Search the data below for "heading"; list each line that holds it.

Entries from a dataset:
════════════════

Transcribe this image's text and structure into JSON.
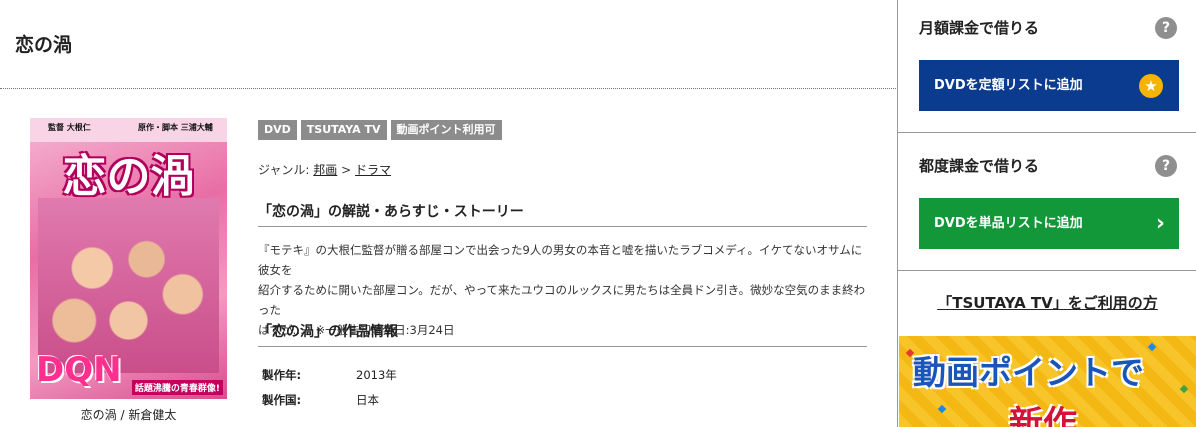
{
  "page": {
    "title": "恋の渦"
  },
  "jacket": {
    "credit_left": "監督 大根仁",
    "credit_right": "原作・脚本 三浦大輔",
    "title_art": "恋の渦",
    "logo_text": "DQN",
    "tagline": "話題沸騰の青春群像!",
    "caption": "恋の渦 / 新倉健太"
  },
  "badges": [
    "DVD",
    "TSUTAYA TV",
    "動画ポイント利用可"
  ],
  "genre": {
    "label": "ジャンル:",
    "parent": "邦画",
    "separator": ">",
    "child": "ドラマ"
  },
  "synopsis": {
    "heading": "「恋の渦」の解説・あらすじ・ストーリー",
    "lines": [
      "『モテキ』の大根仁監督が贈る部屋コンで出会った9人の男女の本音と嘘を描いたラブコメディ。イケてないオサムに彼女を",
      "紹介するために開いた部屋コン。だが、やって来たユウコのルックスに男たちは全員ドン引き。微妙な空気のまま終わった",
      "はずが…。※一般告知解禁日:3月24日"
    ]
  },
  "info": {
    "heading": "「恋の渦」の作品情報",
    "rows": [
      {
        "key": "製作年:",
        "value": "2013年"
      },
      {
        "key": "製作国:",
        "value": "日本"
      }
    ]
  },
  "sidebar": {
    "monthly": {
      "heading": "月額課金で借りる",
      "button": "DVDを定額リストに追加"
    },
    "per_rental": {
      "heading": "都度課金で借りる",
      "button": "DVDを単品リストに追加"
    },
    "tv_link": "「TSUTAYA TV」をご利用の方",
    "banner": {
      "line1": "動画ポイントで",
      "line2": "新作"
    },
    "help_glyph": "?"
  },
  "colors": {
    "monthly_button": "#0a3b8f",
    "per_rental_button": "#129739",
    "badge": "#8c8c8c",
    "star": "#f4b400"
  }
}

════════════════

Exercise result:
    "heading": "「恋の渦」の解説・あらすじ・ストーリー",
    "heading": "「恋の渦」の作品情報",
      "heading": "月額課金で借りる",
      "heading": "都度課金で借りる",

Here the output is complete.